DATASET CONTENT:
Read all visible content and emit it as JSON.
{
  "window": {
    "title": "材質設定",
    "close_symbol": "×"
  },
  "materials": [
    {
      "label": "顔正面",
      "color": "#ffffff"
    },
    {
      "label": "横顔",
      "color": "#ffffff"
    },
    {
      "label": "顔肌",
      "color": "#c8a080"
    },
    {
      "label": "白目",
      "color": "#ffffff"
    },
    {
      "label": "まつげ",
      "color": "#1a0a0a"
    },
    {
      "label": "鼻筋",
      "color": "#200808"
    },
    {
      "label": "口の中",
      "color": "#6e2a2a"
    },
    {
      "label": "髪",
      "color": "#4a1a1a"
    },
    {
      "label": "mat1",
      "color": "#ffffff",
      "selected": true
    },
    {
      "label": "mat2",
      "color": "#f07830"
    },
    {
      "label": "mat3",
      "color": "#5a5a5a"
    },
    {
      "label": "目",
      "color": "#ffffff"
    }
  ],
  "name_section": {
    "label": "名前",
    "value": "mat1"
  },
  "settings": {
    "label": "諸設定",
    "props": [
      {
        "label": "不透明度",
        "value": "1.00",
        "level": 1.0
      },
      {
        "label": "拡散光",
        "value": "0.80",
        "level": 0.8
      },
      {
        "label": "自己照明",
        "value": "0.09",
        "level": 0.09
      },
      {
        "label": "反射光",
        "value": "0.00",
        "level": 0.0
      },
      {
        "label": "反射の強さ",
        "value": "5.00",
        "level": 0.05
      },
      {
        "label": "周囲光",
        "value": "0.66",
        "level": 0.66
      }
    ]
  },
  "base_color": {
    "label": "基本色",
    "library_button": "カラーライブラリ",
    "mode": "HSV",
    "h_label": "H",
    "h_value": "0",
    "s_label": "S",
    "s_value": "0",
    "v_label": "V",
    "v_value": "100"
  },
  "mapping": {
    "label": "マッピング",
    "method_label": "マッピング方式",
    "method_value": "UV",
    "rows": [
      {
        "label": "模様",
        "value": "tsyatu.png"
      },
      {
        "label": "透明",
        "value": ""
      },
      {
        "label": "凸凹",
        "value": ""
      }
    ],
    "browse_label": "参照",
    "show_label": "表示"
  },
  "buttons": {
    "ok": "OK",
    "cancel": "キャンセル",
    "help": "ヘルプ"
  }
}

WHAT THE EXERCISE ASKS: Word for word, restate all of the data shown above.

SOLUTION FOR THIS PROBLEM:
Read all visible content and emit it as JSON.
{
  "window": {
    "title": "材質設定",
    "close_symbol": "×"
  },
  "materials": [
    {
      "label": "顔正面",
      "color": "#ffffff"
    },
    {
      "label": "横顔",
      "color": "#ffffff"
    },
    {
      "label": "顔肌",
      "color": "#c8a080"
    },
    {
      "label": "白目",
      "color": "#ffffff"
    },
    {
      "label": "まつげ",
      "color": "#1a0a0a"
    },
    {
      "label": "鼻筋",
      "color": "#200808"
    },
    {
      "label": "口の中",
      "color": "#6e2a2a"
    },
    {
      "label": "髪",
      "color": "#4a1a1a"
    },
    {
      "label": "mat1",
      "color": "#ffffff",
      "selected": true
    },
    {
      "label": "mat2",
      "color": "#f07830"
    },
    {
      "label": "mat3",
      "color": "#5a5a5a"
    },
    {
      "label": "目",
      "color": "#ffffff"
    }
  ],
  "name_section": {
    "label": "名前",
    "value": "mat1"
  },
  "settings": {
    "label": "諸設定",
    "props": [
      {
        "label": "不透明度",
        "value": "1.00",
        "level": 1.0
      },
      {
        "label": "拡散光",
        "value": "0.80",
        "level": 0.8
      },
      {
        "label": "自己照明",
        "value": "0.09",
        "level": 0.09
      },
      {
        "label": "反射光",
        "value": "0.00",
        "level": 0.0
      },
      {
        "label": "反射の強さ",
        "value": "5.00",
        "level": 0.05
      },
      {
        "label": "周囲光",
        "value": "0.66",
        "level": 0.66
      }
    ]
  },
  "base_color": {
    "label": "基本色",
    "library_button": "カラーライブラリ",
    "mode": "HSV",
    "h_label": "H",
    "h_value": "0",
    "s_label": "S",
    "s_value": "0",
    "v_label": "V",
    "v_value": "100"
  },
  "mapping": {
    "label": "マッピング",
    "method_label": "マッピング方式",
    "method_value": "UV",
    "rows": [
      {
        "label": "模様",
        "value": "tsyatu.png"
      },
      {
        "label": "透明",
        "value": ""
      },
      {
        "label": "凸凹",
        "value": ""
      }
    ],
    "browse_label": "参照",
    "show_label": "表示"
  },
  "buttons": {
    "ok": "OK",
    "cancel": "キャンセル",
    "help": "ヘルプ"
  }
}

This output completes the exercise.